--- Source records ---
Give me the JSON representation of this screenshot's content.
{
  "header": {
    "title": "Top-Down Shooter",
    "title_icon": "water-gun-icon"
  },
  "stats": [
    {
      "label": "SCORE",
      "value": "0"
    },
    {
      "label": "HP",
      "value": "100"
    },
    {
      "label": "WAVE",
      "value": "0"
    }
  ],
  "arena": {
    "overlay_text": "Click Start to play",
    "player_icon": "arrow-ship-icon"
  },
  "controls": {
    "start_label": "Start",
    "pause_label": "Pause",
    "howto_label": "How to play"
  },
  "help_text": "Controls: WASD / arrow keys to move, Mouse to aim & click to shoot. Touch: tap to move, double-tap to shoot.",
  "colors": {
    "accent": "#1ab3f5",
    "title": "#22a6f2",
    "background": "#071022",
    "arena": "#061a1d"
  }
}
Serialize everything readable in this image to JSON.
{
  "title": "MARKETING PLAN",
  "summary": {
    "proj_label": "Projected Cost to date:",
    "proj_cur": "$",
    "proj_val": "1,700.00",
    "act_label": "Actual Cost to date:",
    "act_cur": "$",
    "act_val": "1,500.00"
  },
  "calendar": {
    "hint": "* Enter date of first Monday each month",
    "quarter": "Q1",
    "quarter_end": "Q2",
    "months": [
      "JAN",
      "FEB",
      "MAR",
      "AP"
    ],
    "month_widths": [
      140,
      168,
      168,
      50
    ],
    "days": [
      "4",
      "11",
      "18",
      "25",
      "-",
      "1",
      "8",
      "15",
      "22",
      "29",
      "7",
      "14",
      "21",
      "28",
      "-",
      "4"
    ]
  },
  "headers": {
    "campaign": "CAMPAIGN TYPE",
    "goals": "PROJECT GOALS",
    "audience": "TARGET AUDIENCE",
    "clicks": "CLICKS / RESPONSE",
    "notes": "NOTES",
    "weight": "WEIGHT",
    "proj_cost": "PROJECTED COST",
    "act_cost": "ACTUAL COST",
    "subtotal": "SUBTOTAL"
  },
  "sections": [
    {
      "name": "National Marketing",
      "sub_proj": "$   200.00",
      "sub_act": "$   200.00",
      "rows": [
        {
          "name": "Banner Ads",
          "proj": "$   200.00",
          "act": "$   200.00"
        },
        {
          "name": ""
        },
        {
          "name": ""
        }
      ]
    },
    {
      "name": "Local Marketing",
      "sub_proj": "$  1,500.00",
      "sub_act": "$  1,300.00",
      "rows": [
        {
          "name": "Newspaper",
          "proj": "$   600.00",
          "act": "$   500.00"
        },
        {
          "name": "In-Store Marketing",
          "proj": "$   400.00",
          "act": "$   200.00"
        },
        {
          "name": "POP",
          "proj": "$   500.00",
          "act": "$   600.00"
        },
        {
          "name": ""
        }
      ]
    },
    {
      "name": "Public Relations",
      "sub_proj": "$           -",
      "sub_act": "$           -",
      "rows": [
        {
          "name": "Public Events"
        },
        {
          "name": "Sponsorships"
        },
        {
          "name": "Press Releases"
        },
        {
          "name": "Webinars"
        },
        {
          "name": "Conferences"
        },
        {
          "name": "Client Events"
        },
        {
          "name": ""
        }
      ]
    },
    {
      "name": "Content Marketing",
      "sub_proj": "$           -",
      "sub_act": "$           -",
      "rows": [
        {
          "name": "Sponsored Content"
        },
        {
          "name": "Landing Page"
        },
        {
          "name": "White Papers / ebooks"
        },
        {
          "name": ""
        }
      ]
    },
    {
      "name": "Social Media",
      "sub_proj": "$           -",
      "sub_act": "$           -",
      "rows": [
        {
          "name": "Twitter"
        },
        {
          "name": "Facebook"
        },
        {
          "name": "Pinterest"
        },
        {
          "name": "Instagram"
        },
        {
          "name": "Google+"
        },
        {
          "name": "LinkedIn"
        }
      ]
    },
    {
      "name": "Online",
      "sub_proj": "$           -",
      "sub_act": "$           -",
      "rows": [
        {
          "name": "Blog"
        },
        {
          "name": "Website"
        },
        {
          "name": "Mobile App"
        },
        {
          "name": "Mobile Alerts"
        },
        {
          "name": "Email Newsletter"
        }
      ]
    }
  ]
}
---
## Brief:
For the entries shown above, give the number of lines that include the word "icon", without any other text.

## Problem solution:
2